DOCUMENT EXCERPT:

HomeReset MindA Simple Reset: The Spaces We Keep Filling

A Simple Reset: The Spaces We Keep Filling

A few days ago,
I entered the elevator alone.

A delivery driver stepped in
a few floors later.

“Hello,”
he said gently.

“Hello,”
I answered.

He stood quietly behind me.

Then I heard it.

A calm female narrator’s voice
coming softly from his phone.

“Come sit here…”

“Your husband…”

“Your wife…”

The driver had probably turned it on
during the short gap
between deliveries.

Dropping off a package.

Walking back to the car.

A few empty minutes.

I didn’t turn around.

I simply stood there
facing the elevator door.

I had seen elderly people
listening to audio programs
while walking before.

But somehow,

seeing a young man
listening to something
about marriage and relationships
felt different.

Maybe he needed comfort.

Maybe advice.

Or maybe—

he simply couldn’t leave
the space empty.

Filling Every Small Gap

And suddenly,

I realized
my husband does the same thing.

Whenever there’s a small gap,
he fills it immediately.

A cigarette.

A martial arts novel on his phone.

News headlines.

A phone call.

Something is always entering
the space.

And honestly—

I used to do the same thing.

If I arrived early
before meeting my daughter,

I immediately started doing something.

Walking around nearby shops.

Picking up a few small things.

Placing online orders
while walking.

Or finding a café table,

opening my laptop
to work on my blog.

I rarely left
the moment untouched.

I kept filling
every small space
without even noticing.

Honestly,

sometimes I didn’t even fill the space
with important things.

While waiting for my daughter,

I used to stand there
deleting advertisement messages
from my phone.

One by one.

My daughter laughed
when she saw me.

But strangely,

simple things like that
felt less exhausting
than doing something bigger.

So I kept doing it.

I already knew
they were advertisements.

I didn’t even read them.

I simply deleted them.

Just to make
the unread numbers
disappear from the screen.

One day,

I noticed something similar
on the subway.

A young woman
was standing beside me,
holding her phone in one hand.

She wasn’t really looking at anything.

She simply kept sliding
the home screen sideways
with her finger.

Again.

And again.

Not searching.

Not reading.

Just moving the screen.

And somehow,
that small movement
caught my attention.

REQUIRED ACTIONS:
[a] Rewrite the essay about filling small gaps between "I kept filling" and "from my phone.", inclusive, replacing "daughter" with "son".
[b] Answer these questions about the essay about filling small gaps:
(i) What sound was coming softly from the delivery driver's phone?
(ii) What did the writer delete from the phone while waiting?
(iii) Where did the writer see the young woman sliding her home screen sideways?
The dataset rows aren't needed for anything here.

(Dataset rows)
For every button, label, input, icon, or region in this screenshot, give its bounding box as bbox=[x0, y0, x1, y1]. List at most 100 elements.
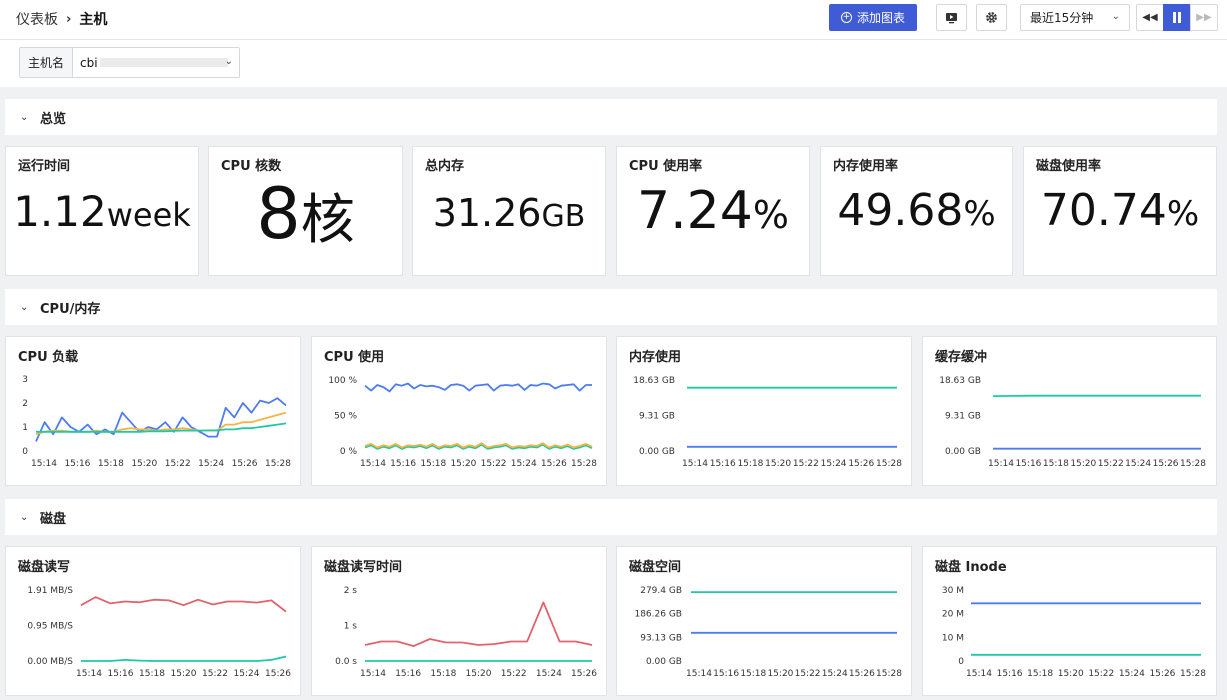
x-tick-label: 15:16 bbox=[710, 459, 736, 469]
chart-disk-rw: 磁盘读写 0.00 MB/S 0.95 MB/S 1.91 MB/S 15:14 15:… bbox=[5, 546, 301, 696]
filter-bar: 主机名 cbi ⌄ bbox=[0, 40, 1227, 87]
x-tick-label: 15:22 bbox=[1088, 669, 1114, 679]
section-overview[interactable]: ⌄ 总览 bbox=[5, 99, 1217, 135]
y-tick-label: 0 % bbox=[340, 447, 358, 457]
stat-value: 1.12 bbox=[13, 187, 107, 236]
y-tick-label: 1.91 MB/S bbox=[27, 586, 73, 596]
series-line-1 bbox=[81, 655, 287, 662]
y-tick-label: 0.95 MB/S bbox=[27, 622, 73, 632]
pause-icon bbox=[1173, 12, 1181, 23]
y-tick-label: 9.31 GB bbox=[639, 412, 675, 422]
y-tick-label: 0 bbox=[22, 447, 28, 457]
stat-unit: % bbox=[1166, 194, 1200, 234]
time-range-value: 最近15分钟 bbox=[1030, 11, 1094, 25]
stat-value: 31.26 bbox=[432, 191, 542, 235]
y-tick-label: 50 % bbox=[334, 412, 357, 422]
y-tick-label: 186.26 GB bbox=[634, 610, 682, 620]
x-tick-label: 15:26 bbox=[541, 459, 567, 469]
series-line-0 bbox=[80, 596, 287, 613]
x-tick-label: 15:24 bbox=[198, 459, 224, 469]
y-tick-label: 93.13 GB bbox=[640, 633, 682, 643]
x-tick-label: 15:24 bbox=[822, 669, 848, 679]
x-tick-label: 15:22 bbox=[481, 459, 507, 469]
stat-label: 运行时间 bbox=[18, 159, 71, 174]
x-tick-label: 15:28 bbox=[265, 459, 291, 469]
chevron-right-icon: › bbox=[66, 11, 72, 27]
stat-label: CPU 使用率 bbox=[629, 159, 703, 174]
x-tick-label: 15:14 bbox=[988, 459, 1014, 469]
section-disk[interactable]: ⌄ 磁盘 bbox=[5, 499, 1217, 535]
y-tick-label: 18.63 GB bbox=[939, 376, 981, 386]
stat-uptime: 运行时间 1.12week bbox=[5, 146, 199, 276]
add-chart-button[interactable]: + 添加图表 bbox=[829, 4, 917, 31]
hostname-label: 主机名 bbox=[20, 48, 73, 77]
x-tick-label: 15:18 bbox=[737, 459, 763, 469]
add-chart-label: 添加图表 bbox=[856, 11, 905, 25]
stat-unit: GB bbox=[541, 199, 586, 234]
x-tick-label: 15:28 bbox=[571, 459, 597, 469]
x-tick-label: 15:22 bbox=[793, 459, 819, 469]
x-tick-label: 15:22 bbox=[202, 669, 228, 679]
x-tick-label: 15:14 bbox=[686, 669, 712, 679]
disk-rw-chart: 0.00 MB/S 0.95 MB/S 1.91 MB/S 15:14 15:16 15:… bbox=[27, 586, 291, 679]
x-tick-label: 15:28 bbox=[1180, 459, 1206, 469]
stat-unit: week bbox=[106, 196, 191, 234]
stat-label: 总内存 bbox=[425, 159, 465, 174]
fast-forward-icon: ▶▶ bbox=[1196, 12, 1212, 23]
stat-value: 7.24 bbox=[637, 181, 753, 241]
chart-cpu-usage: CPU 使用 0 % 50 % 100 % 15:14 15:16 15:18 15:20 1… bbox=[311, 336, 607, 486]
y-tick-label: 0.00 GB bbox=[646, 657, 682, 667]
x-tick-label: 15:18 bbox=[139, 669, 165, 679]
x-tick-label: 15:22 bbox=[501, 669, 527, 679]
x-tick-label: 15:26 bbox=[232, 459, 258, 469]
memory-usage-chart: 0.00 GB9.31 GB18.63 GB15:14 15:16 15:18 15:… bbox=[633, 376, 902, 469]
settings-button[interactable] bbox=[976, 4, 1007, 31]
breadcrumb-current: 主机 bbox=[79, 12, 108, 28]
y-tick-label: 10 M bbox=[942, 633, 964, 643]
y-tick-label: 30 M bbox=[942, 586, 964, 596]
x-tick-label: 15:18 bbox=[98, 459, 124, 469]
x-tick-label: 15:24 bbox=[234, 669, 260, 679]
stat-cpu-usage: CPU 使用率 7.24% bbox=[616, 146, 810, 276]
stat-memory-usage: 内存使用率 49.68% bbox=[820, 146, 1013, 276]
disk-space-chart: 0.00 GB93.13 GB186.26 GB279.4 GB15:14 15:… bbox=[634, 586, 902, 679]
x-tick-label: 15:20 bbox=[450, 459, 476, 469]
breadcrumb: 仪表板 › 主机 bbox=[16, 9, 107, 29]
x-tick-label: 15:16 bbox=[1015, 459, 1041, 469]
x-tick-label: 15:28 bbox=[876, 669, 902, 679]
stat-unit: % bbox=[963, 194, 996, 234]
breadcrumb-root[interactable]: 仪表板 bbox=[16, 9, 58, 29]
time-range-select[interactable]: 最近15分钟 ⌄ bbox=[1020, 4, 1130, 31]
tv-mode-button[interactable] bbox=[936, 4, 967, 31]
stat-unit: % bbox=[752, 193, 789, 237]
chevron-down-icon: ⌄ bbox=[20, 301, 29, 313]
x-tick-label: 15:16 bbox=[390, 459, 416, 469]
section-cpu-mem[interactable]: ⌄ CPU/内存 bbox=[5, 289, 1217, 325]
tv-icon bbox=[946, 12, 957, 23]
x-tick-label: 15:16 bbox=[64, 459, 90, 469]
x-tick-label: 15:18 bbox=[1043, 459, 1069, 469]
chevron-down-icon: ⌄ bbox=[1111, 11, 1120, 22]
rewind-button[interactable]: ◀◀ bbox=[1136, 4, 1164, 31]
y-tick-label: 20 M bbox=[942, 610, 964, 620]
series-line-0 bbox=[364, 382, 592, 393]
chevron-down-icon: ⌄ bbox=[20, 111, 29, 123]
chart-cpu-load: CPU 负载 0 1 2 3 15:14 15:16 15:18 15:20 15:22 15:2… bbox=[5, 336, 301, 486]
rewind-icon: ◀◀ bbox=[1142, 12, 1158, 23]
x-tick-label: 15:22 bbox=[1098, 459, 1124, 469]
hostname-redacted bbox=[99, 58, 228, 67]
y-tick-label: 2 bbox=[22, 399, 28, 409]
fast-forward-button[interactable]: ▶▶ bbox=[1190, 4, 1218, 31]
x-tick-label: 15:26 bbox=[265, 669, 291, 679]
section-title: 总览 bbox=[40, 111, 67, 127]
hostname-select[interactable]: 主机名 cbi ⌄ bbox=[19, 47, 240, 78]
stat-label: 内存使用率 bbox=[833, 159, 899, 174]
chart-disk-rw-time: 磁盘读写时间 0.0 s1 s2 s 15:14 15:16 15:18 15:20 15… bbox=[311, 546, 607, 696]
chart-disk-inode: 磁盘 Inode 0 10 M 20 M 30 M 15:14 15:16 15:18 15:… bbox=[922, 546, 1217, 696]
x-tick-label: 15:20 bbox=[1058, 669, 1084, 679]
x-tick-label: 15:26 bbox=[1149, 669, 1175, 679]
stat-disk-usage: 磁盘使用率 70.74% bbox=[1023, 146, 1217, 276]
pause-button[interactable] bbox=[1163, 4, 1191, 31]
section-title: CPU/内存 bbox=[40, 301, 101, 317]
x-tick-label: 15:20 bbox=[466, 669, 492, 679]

RESULTS FOR THE EXERCISE:
[a]
I kept filling
every small space
without even noticing.

Honestly,

sometimes I didn’t even fill the space
with important things.

While waiting for my son,

I used to stand there
deleting advertisement messages
from my phone.

[b]
(i) A calm female narrator's voice.
(ii) Advertisement messages.
(iii) On the subway.